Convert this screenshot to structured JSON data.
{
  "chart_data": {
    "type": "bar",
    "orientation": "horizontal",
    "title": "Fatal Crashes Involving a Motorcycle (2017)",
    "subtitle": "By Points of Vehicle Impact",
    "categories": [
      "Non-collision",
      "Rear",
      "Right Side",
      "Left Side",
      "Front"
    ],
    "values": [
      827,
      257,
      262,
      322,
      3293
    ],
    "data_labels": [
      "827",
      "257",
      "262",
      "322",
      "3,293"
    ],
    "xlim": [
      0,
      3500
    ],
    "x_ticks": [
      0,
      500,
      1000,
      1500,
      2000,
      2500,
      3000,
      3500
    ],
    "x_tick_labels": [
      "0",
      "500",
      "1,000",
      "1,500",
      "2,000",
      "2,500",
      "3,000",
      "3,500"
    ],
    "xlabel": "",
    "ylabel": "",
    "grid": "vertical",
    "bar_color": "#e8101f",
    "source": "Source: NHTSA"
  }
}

- - - -

#### [Request]
Extract all of the data shown above and repeat it verbatim.

#### [Complete output]
Convert this screenshot to structured JSON data.
{
  "chart_data": {
    "type": "bar",
    "orientation": "horizontal",
    "title": "Fatal Crashes Involving a Motorcycle (2017)",
    "subtitle": "By Points of Vehicle Impact",
    "categories": [
      "Non-collision",
      "Rear",
      "Right Side",
      "Left Side",
      "Front"
    ],
    "values": [
      827,
      257,
      262,
      322,
      3293
    ],
    "data_labels": [
      "827",
      "257",
      "262",
      "322",
      "3,293"
    ],
    "xlim": [
      0,
      3500
    ],
    "x_ticks": [
      0,
      500,
      1000,
      1500,
      2000,
      2500,
      3000,
      3500
    ],
    "x_tick_labels": [
      "0",
      "500",
      "1,000",
      "1,500",
      "2,000",
      "2,500",
      "3,000",
      "3,500"
    ],
    "xlabel": "",
    "ylabel": "",
    "grid": "vertical",
    "bar_color": "#e8101f",
    "source": "Source: NHTSA"
  }
}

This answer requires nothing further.